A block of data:
====================
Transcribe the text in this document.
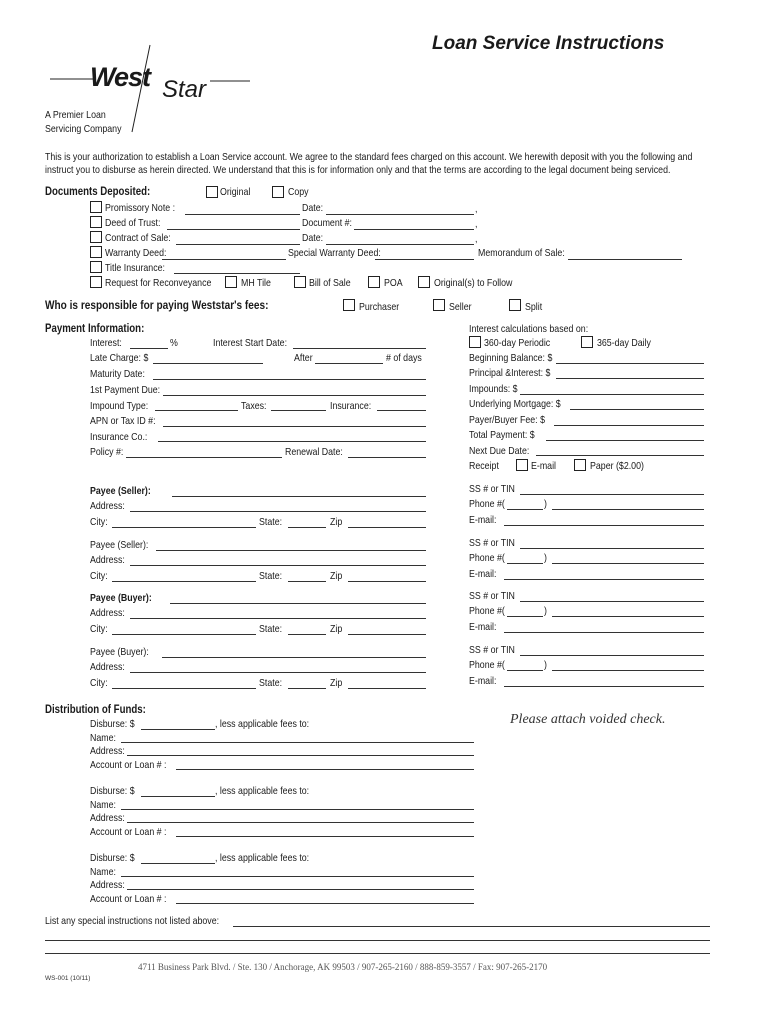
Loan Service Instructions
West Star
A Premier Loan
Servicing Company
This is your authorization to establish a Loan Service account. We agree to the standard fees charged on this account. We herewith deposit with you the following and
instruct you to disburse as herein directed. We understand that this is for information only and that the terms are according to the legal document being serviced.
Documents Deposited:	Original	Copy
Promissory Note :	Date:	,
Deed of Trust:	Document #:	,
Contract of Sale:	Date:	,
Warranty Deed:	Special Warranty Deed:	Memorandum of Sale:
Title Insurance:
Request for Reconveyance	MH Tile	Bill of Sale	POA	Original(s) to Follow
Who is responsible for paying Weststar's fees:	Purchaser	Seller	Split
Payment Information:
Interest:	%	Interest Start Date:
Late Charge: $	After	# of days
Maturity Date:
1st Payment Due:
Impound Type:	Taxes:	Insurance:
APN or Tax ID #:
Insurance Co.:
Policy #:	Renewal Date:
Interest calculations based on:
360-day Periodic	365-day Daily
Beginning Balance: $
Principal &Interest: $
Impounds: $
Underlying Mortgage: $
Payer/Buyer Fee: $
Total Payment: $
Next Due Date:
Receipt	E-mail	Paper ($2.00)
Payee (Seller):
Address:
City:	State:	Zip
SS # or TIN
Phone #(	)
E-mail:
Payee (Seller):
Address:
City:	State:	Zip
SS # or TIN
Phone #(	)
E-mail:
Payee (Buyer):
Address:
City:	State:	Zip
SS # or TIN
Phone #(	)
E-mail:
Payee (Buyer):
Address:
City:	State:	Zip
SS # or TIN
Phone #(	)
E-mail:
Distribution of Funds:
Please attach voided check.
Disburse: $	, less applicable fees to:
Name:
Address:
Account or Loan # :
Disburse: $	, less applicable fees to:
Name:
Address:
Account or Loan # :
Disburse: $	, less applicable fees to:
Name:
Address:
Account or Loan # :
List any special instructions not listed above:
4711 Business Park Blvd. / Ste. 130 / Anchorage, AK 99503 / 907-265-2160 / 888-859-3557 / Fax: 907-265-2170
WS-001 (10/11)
====================
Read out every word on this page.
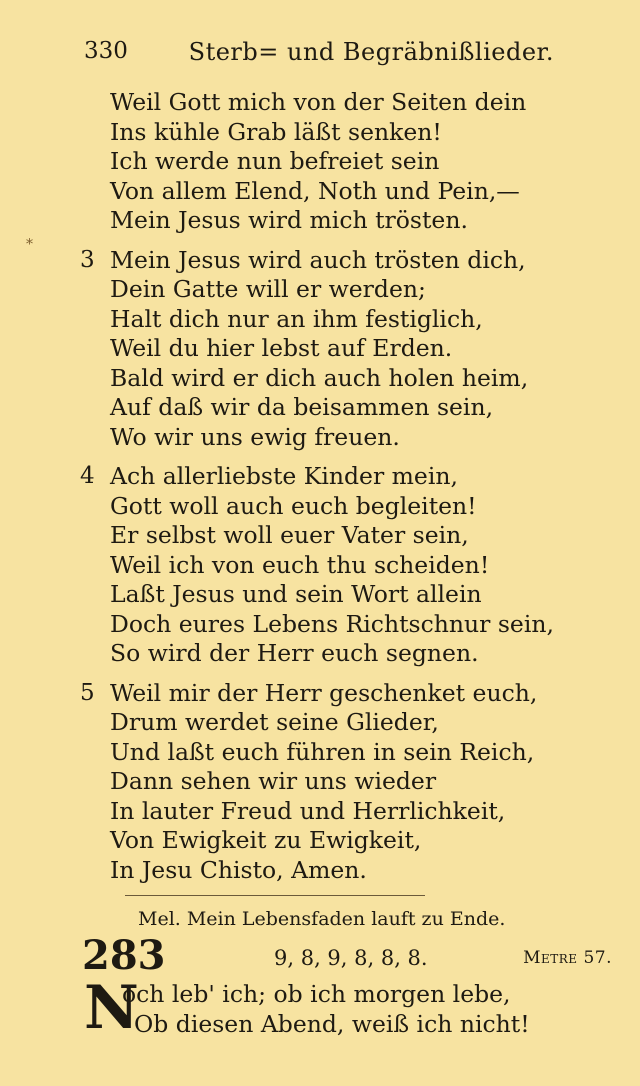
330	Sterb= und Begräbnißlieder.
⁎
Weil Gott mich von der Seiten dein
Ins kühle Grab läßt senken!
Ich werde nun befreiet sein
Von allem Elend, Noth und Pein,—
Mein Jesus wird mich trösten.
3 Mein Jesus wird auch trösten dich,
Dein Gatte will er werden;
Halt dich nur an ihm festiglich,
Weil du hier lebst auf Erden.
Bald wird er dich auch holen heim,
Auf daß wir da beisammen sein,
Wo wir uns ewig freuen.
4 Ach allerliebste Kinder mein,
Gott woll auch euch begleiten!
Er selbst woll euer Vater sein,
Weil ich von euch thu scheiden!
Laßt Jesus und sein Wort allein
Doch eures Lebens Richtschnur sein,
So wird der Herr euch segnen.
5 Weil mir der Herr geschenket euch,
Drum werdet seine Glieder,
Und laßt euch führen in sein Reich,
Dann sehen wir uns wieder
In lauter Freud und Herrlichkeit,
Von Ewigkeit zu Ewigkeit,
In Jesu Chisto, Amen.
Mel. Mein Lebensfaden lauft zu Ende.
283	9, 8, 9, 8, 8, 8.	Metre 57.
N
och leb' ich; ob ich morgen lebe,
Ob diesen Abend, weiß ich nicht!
====================
BRIEF -
Find the lines above that contain the word "euch" and collect them.

FULL ANSWER -
Gott woll auch euch begleiten!
Weil ich von euch thu scheiden!
So wird der Herr euch segnen.
5 Weil mir der Herr geschenket euch,
Und laßt euch führen in sein Reich,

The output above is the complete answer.